Work to be completed
Find how many lines of the listing include the string "ipsum", and report only that figure.

Supplied information
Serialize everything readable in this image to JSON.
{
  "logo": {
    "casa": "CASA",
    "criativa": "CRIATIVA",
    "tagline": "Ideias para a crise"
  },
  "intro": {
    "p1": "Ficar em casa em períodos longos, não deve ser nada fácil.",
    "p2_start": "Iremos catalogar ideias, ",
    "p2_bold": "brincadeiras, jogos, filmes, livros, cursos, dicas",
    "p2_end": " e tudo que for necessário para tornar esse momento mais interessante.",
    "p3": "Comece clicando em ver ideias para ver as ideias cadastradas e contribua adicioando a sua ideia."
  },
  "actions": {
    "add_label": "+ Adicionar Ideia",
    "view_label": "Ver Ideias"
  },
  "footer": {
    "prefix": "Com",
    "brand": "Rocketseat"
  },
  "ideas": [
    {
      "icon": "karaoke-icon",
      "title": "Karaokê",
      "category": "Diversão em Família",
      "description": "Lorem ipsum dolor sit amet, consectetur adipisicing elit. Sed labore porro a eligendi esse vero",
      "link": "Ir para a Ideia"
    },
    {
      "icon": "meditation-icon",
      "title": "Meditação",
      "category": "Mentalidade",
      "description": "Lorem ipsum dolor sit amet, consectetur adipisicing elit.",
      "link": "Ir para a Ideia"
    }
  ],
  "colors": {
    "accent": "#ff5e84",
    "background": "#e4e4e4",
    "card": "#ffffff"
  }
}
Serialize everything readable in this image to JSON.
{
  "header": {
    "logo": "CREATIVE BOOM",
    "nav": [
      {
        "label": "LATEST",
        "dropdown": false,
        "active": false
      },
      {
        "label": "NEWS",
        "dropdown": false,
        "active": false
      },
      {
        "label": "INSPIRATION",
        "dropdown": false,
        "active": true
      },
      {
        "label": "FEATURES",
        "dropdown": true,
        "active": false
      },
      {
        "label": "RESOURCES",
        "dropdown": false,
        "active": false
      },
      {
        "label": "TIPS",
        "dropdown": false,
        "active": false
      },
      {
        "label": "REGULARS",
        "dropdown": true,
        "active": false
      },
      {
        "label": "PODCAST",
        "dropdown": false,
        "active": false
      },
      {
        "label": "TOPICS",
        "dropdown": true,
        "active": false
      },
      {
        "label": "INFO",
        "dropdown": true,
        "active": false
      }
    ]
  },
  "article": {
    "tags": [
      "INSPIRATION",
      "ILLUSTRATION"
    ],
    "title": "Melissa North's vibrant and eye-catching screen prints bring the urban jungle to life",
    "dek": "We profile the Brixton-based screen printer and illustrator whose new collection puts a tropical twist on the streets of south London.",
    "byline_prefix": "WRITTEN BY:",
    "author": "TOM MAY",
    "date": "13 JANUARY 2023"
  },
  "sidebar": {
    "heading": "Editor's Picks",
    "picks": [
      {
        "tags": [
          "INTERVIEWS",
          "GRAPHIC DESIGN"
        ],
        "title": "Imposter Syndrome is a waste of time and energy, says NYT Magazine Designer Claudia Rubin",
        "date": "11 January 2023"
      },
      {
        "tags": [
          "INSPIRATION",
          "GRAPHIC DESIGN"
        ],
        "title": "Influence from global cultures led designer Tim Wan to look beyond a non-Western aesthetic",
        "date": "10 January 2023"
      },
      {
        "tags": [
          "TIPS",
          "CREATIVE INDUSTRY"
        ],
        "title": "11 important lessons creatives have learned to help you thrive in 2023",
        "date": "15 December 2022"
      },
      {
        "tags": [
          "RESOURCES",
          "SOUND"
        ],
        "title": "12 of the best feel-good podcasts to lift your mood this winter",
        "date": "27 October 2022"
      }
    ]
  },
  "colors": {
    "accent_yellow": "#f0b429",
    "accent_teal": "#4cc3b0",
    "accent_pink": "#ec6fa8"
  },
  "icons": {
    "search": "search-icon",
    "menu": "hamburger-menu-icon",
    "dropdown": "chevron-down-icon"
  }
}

Completed task
2